Restate the material word for word and leave out anything that is a picture.

A run of records
________________

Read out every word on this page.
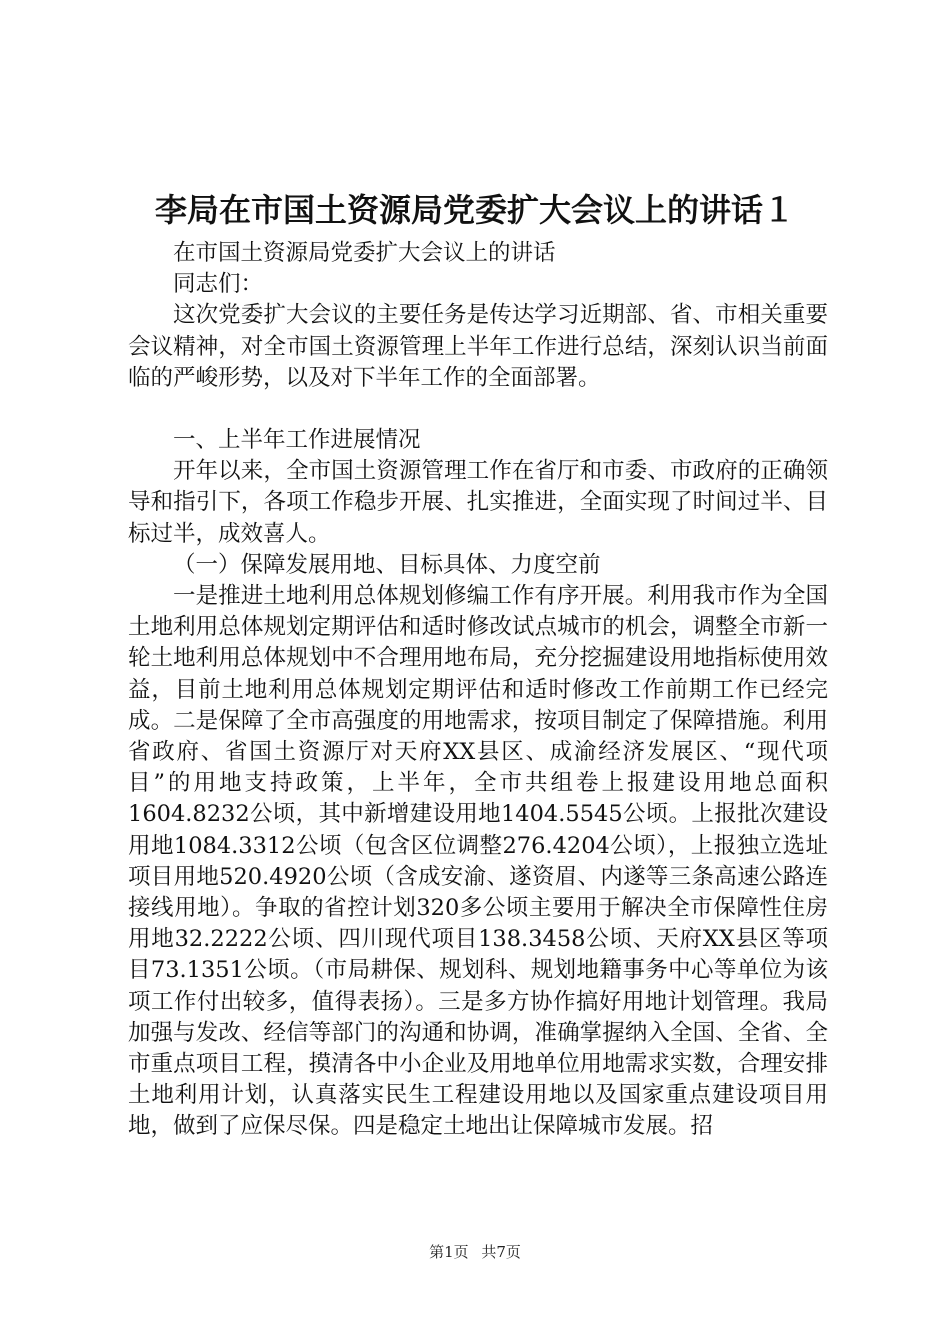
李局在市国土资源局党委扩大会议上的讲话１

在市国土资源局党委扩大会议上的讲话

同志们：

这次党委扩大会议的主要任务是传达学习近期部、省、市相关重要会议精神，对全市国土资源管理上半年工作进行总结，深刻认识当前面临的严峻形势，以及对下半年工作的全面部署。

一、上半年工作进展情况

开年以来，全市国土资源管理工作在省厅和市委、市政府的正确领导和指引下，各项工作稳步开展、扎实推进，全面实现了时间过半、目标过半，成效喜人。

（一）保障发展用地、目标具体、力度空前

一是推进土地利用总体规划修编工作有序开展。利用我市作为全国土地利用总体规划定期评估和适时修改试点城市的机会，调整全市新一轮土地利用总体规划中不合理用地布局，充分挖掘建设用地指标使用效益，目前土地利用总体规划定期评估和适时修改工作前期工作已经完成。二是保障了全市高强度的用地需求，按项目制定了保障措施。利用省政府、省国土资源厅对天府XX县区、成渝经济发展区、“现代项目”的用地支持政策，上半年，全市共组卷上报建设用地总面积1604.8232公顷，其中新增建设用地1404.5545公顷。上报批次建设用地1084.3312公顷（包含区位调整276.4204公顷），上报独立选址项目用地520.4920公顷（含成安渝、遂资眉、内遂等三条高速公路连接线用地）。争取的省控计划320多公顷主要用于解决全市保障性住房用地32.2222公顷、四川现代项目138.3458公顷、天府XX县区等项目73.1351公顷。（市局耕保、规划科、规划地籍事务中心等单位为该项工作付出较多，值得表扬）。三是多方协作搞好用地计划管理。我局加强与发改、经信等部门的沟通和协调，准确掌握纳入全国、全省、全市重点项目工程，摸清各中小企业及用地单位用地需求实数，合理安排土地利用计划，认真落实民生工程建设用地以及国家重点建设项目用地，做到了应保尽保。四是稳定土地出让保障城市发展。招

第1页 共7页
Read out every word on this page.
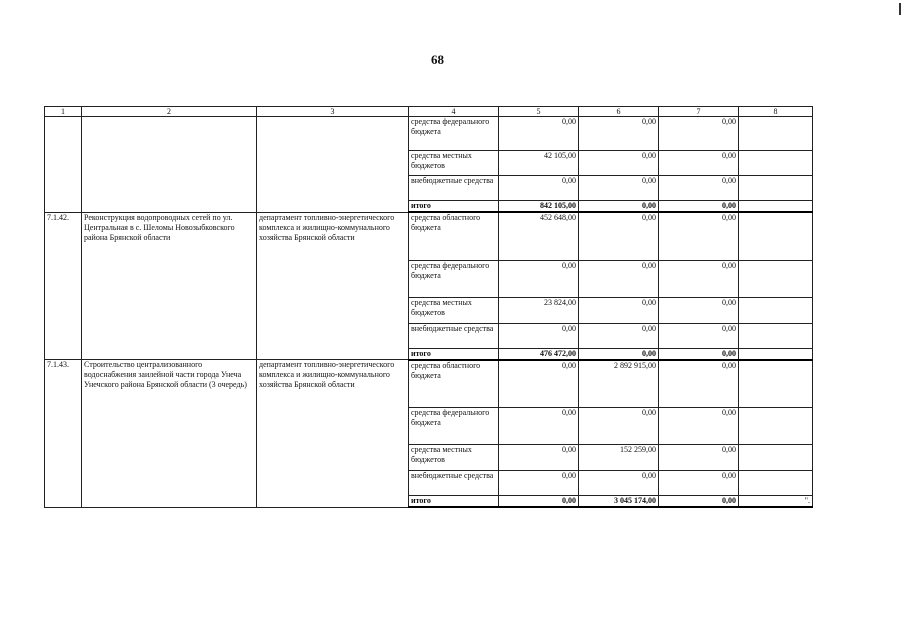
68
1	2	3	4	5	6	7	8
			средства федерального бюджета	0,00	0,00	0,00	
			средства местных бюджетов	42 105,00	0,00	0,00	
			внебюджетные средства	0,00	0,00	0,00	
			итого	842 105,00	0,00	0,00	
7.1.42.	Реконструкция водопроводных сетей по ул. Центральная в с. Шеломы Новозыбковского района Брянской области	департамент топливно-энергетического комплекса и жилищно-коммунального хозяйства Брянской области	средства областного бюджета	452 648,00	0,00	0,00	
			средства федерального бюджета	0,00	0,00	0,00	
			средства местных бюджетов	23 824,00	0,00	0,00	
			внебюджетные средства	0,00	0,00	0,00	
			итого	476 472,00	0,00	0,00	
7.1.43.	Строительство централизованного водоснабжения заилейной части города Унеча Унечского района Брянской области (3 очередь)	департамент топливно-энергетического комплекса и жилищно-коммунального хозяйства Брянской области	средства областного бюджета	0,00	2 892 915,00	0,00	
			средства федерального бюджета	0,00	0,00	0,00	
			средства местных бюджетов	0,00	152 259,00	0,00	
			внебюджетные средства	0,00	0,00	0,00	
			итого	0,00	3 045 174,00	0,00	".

________________

Solution -
Read out every word on this page.
李局在市国土资源局党委扩大会议上的讲话１

在市国土资源局党委扩大会议上的讲话

同志们：

这次党委扩大会议的主要任务是传达学习近期部、省、市相关重要会议精神，对全市国土资源管理上半年工作进行总结，深刻认识当前面临的严峻形势，以及对下半年工作的全面部署。

一、上半年工作进展情况

开年以来，全市国土资源管理工作在省厅和市委、市政府的正确领导和指引下，各项工作稳步开展、扎实推进，全面实现了时间过半、目标过半，成效喜人。

（一）保障发展用地、目标具体、力度空前

一是推进土地利用总体规划修编工作有序开展。利用我市作为全国土地利用总体规划定期评估和适时修改试点城市的机会，调整全市新一轮土地利用总体规划中不合理用地布局，充分挖掘建设用地指标使用效益，目前土地利用总体规划定期评估和适时修改工作前期工作已经完成。二是保障了全市高强度的用地需求，按项目制定了保障措施。利用省政府、省国土资源厅对天府XX县区、成渝经济发展区、“现代项目”的用地支持政策，上半年，全市共组卷上报建设用地总面积1604.8232公顷，其中新增建设用地1404.5545公顷。上报批次建设用地1084.3312公顷（包含区位调整276.4204公顷），上报独立选址项目用地520.4920公顷（含成安渝、遂资眉、内遂等三条高速公路连接线用地）。争取的省控计划320多公顷主要用于解决全市保障性住房用地32.2222公顷、四川现代项目138.3458公顷、天府XX县区等项目73.1351公顷。（市局耕保、规划科、规划地籍事务中心等单位为该项工作付出较多，值得表扬）。三是多方协作搞好用地计划管理。我局加强与发改、经信等部门的沟通和协调，准确掌握纳入全国、全省、全市重点项目工程，摸清各中小企业及用地单位用地需求实数，合理安排土地利用计划，认真落实民生工程建设用地以及国家重点建设项目用地，做到了应保尽保。四是稳定土地出让保障城市发展。招

第1页 共7页
Read out every word on this page.
68
1	2	3	4	5	6	7	8
			средства федерального бюджета	0,00	0,00	0,00	
			средства местных бюджетов	42 105,00	0,00	0,00	
			внебюджетные средства	0,00	0,00	0,00	
			итого	842 105,00	0,00	0,00	
7.1.42.	Реконструкция водопроводных сетей по ул. Центральная в с. Шеломы Новозыбковского района Брянской области	департамент топливно-энергетического комплекса и жилищно-коммунального хозяйства Брянской области	средства областного бюджета	452 648,00	0,00	0,00	
			средства федерального бюджета	0,00	0,00	0,00	
			средства местных бюджетов	23 824,00	0,00	0,00	
			внебюджетные средства	0,00	0,00	0,00	
			итого	476 472,00	0,00	0,00	
7.1.43.	Строительство централизованного водоснабжения заилейной части города Унеча Унечского района Брянской области (3 очередь)	департамент топливно-энергетического комплекса и жилищно-коммунального хозяйства Брянской области	средства областного бюджета	0,00	2 892 915,00	0,00	
			средства федерального бюджета	0,00	0,00	0,00	
			средства местных бюджетов	0,00	152 259,00	0,00	
			внебюджетные средства	0,00	0,00	0,00	
			итого	0,00	3 045 174,00	0,00	".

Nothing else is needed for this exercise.